Exercise details => Without the pictures, return all of the material exactly as written.

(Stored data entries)
====================

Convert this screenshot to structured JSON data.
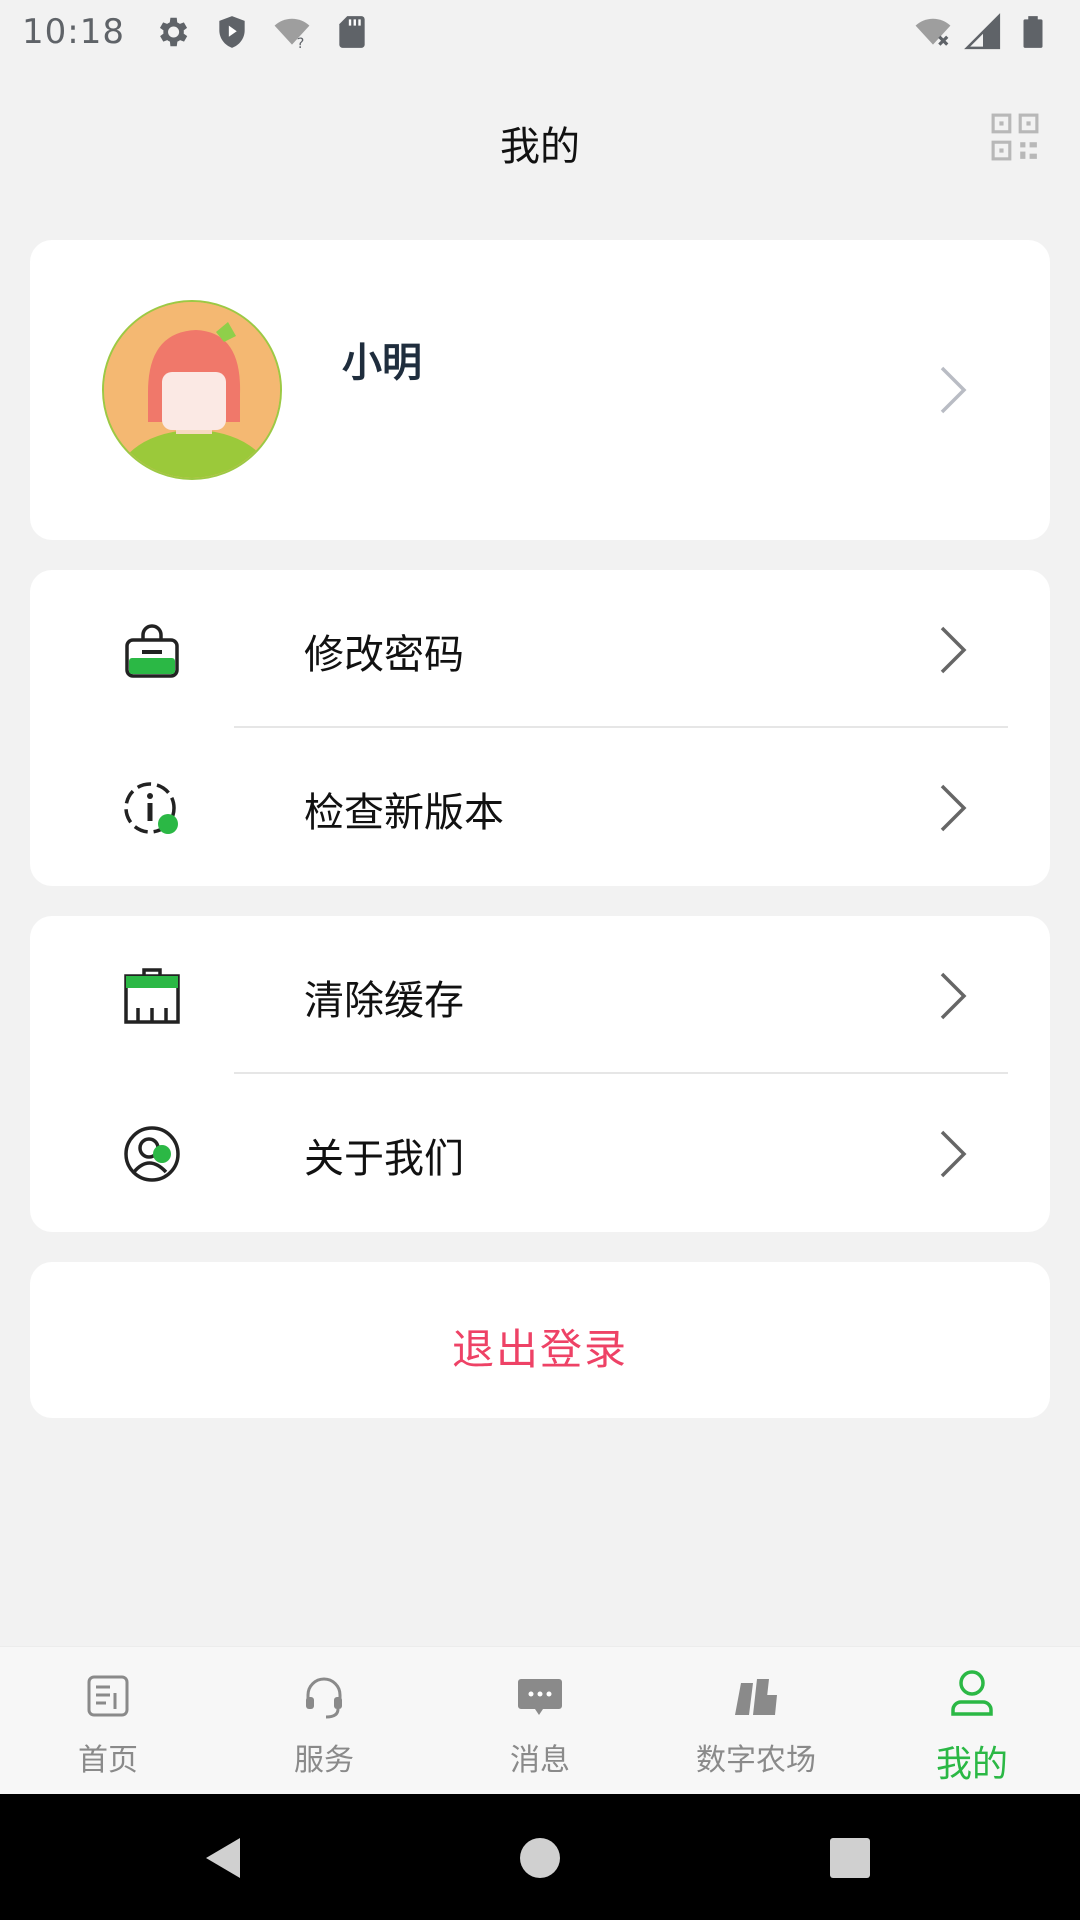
{
  "status_bar": {
    "time": "10:18",
    "icons": [
      "settings-icon",
      "shield-play-icon",
      "wifi-question-icon",
      "sd-card-icon"
    ],
    "right_icons": [
      "wifi-off-icon",
      "signal-icon",
      "battery-icon"
    ]
  },
  "header": {
    "title": "我的",
    "qr_icon": "qr-code-icon"
  },
  "profile": {
    "name": "小明",
    "avatar_icon": "avatar-icon"
  },
  "menu_group_1": [
    {
      "label": "修改密码",
      "icon": "lock-icon"
    },
    {
      "label": "检查新版本",
      "icon": "info-update-icon"
    }
  ],
  "menu_group_2": [
    {
      "label": "清除缓存",
      "icon": "clear-cache-icon"
    },
    {
      "label": "关于我们",
      "icon": "about-user-icon"
    }
  ],
  "logout": {
    "label": "退出登录"
  },
  "tabbar": {
    "active": 4,
    "items": [
      {
        "label": "首页",
        "icon": "home-doc-icon"
      },
      {
        "label": "服务",
        "icon": "headset-icon"
      },
      {
        "label": "消息",
        "icon": "message-icon"
      },
      {
        "label": "数字农场",
        "icon": "farm-icon"
      },
      {
        "label": "我的",
        "icon": "user-icon"
      }
    ]
  },
  "colors": {
    "accent_green": "#2bb845",
    "logout_red": "#ee4266",
    "background": "#f2f2f2",
    "inactive_gray": "#8a8a8a"
  }
}
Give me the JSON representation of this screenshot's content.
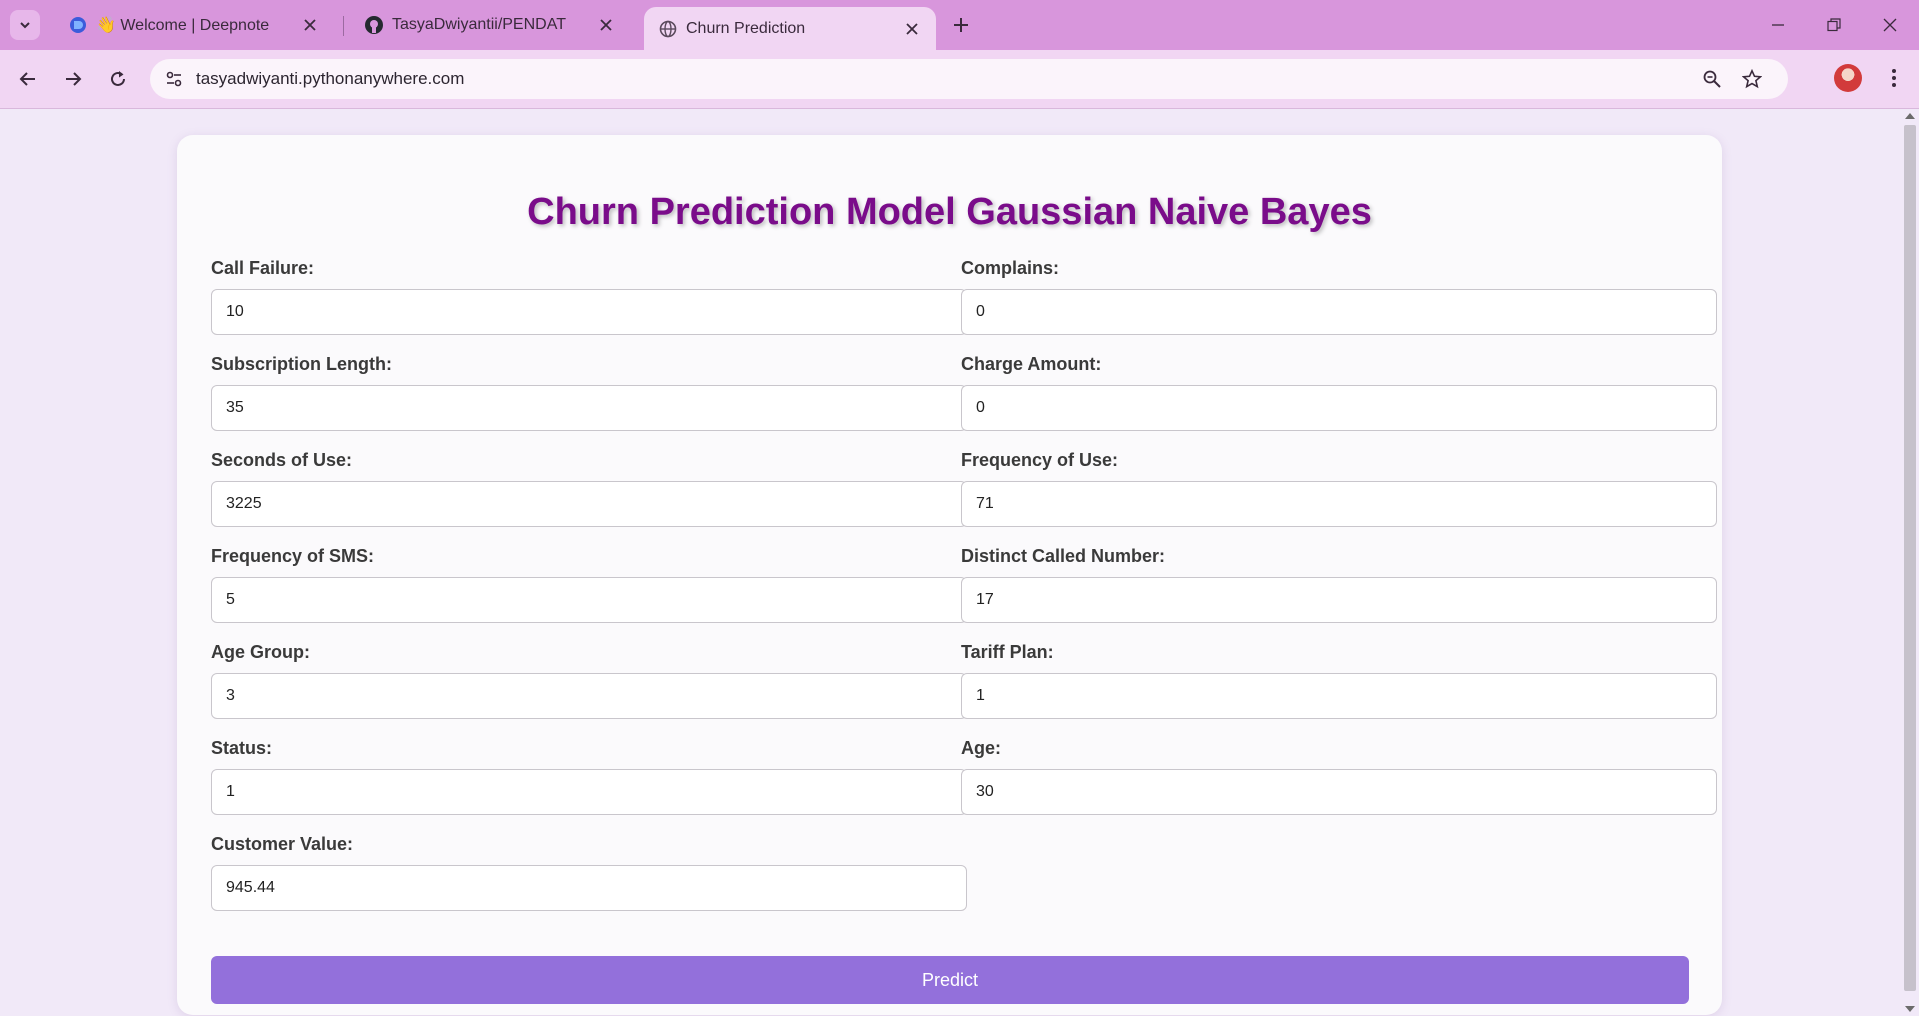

====================

Task response =>
Convert this screenshot to structured JSON data.
{
  "status_bar": {
    "time": "10:18",
    "icons": [
      "settings-icon",
      "shield-play-icon",
      "wifi-question-icon",
      "sd-card-icon"
    ],
    "right_icons": [
      "wifi-off-icon",
      "signal-icon",
      "battery-icon"
    ]
  },
  "header": {
    "title": "我的",
    "qr_icon": "qr-code-icon"
  },
  "profile": {
    "name": "小明",
    "avatar_icon": "avatar-icon"
  },
  "menu_group_1": [
    {
      "label": "修改密码",
      "icon": "lock-icon"
    },
    {
      "label": "检查新版本",
      "icon": "info-update-icon"
    }
  ],
  "menu_group_2": [
    {
      "label": "清除缓存",
      "icon": "clear-cache-icon"
    },
    {
      "label": "关于我们",
      "icon": "about-user-icon"
    }
  ],
  "logout": {
    "label": "退出登录"
  },
  "tabbar": {
    "active": 4,
    "items": [
      {
        "label": "首页",
        "icon": "home-doc-icon"
      },
      {
        "label": "服务",
        "icon": "headset-icon"
      },
      {
        "label": "消息",
        "icon": "message-icon"
      },
      {
        "label": "数字农场",
        "icon": "farm-icon"
      },
      {
        "label": "我的",
        "icon": "user-icon"
      }
    ]
  },
  "colors": {
    "accent_green": "#2bb845",
    "logout_red": "#ee4266",
    "background": "#f2f2f2",
    "inactive_gray": "#8a8a8a"
  }
}
Give me the JSON representation of this screenshot's content.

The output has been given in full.